Qué producir: Prosigue el testimonio sobre el Opus Dei y la vida familiar a partir de su última frase.

───── Fragmento para leer

Un nuevo sentido en la vida familiar

A los 35 años yo era un médico de niños egresado de una universidad pública, con una fe en Dios que se resistía a morir y una sensibilidad hacia lo social que amenazaba con sustituir el sentimiento religioso.

Alvaro Sierra en compañía de algunos de sus hijos.

Buscando colegio para escolarizar a mi hijo mayor tropecé con el Opus Dei y la verdad sea dicha, no fue fácil compaginar un planteamiento humano y sobrenatural exigente, como es el de tratar de vivir la vida cristiana coherentemente, con la mentalidad que regía mi vida en ese momento. 

Fue algo así como retomar lo bueno de la formación de mis padres, peligrosamente aplazada. En el Opus Dei, por primera vez conocí verdaderos amigos; los que te corrigen, te estimulan y te exigen; entendí lo que significa luchar por tratar de ser católico 24 horas al día y sobre todo, descubrí el origen mismo de la seguridad y la fuente de donde brota la paz interior: me sentí, como nunca antes, hijo de Dios.

Pero lo más llamativo, aunque no lo más importante de haber descubierto mi vocación al Opus Dei, no fue haberme reencontrado con esas verdades de siempre, practicadas y asumidas desde el inicio mismo del cristianismo. Lo realmente novedoso para mi fue descubrir un nuevo sentido a la vida familiar. Cada nuevo hijo que llegaba a nuestra familia, además de ser una adicional alegría y una motivación mayor para trabajar duro y permanecer muy unidos, era una inequívoca confirmación de que Dios confiaba en nosotros al encomendarnos a sus hijos, haciéndonos participes de su paternidad.

Poco a poco, mi esposa y yo fuimos descubriendo que los hijos eran nuestro mejor tesoro e inversión y lo único que podía ofrecernos recompensa después de que muriéramos.

──────────
───── Filas facilitadas

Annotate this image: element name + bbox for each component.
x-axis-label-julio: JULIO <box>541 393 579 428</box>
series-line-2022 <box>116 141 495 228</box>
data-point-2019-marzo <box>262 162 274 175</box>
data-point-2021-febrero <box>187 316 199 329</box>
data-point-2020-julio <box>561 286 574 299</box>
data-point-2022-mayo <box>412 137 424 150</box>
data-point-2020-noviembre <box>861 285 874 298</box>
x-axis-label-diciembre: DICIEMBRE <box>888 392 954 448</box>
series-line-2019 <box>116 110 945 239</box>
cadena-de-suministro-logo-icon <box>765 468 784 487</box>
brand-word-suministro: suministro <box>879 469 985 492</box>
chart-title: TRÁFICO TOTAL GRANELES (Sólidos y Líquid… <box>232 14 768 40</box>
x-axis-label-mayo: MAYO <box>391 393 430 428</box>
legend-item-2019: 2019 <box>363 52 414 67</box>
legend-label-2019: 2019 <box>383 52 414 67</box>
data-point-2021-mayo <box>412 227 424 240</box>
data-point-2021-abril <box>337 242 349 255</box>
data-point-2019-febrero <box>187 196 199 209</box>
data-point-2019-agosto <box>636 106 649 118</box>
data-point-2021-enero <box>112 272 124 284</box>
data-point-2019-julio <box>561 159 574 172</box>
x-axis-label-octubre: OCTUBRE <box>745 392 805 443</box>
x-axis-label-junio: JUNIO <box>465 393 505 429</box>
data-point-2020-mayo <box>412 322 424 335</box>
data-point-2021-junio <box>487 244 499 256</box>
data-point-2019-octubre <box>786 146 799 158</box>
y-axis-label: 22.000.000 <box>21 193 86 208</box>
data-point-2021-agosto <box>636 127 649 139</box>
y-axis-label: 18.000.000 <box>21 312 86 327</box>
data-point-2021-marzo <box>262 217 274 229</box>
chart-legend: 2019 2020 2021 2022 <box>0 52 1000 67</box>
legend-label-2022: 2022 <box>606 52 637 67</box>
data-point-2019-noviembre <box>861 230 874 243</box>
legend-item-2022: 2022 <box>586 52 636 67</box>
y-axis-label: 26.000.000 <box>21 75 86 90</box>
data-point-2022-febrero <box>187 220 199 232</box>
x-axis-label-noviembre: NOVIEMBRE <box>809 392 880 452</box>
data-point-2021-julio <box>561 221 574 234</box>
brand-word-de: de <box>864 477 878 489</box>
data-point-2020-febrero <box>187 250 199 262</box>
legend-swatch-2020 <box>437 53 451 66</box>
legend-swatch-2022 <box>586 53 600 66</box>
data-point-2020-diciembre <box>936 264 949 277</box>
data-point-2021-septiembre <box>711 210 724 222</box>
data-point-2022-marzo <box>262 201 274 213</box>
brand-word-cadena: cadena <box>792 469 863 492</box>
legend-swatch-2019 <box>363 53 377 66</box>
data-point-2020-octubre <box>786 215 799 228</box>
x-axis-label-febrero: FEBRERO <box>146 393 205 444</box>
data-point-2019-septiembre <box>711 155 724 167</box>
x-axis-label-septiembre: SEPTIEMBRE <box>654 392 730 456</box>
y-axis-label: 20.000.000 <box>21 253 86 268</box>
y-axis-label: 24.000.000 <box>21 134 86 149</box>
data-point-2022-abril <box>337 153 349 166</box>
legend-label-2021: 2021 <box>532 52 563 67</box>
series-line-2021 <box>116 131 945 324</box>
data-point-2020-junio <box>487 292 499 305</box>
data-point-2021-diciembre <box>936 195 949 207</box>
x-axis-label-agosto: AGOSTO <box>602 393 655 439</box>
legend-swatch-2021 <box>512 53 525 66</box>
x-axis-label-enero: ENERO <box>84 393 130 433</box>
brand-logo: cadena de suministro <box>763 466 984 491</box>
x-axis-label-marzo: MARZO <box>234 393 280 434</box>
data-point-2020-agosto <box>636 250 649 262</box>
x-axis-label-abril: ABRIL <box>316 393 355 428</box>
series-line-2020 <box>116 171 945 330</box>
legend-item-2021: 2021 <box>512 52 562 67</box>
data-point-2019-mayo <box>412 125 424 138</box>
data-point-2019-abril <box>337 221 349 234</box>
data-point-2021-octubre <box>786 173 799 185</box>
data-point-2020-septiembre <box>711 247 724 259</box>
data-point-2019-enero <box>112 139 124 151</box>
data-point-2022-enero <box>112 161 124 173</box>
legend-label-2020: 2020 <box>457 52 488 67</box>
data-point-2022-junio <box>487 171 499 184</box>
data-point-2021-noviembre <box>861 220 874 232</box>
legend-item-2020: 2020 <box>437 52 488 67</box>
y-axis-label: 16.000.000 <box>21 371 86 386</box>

──────────

Resultado:
Descubrimos con ellos el valor de la sobriedad; aprendimos a distribuir con prudencia, no solo el recurso material, sino también nuestro tiempo y nuestras energías. Fueron los hijos quienes nos hicieron más generosos con los demás, fueran estos amigos, vecinos, parientes o usuarios de nuestro trabajo. A los hijos debemos el entender qué significan la solidaridad, la compasión y la tolerancia y por qué las pequeñas alegrías de la vida familiar, contrastadas con los momentos de dolor, privaciones o expectativas, hacen de nuestra existencia un cause sereno para una felicidad que nadie puede arrebatarnos.

Ver cómo los hermanos, por encima de celos, desencuentros y rivalidades, se aman sin atenuantes, se corrigen y se apoyan unos a otros, es algo muy gratificante que no surgió de la nada, y muy al contrario, es fruto de una educación aprendida de San Josemaría Escrivá que proclamaba a los cuatro vientos la necesidad de construir “Hogares luminosos y alegres”.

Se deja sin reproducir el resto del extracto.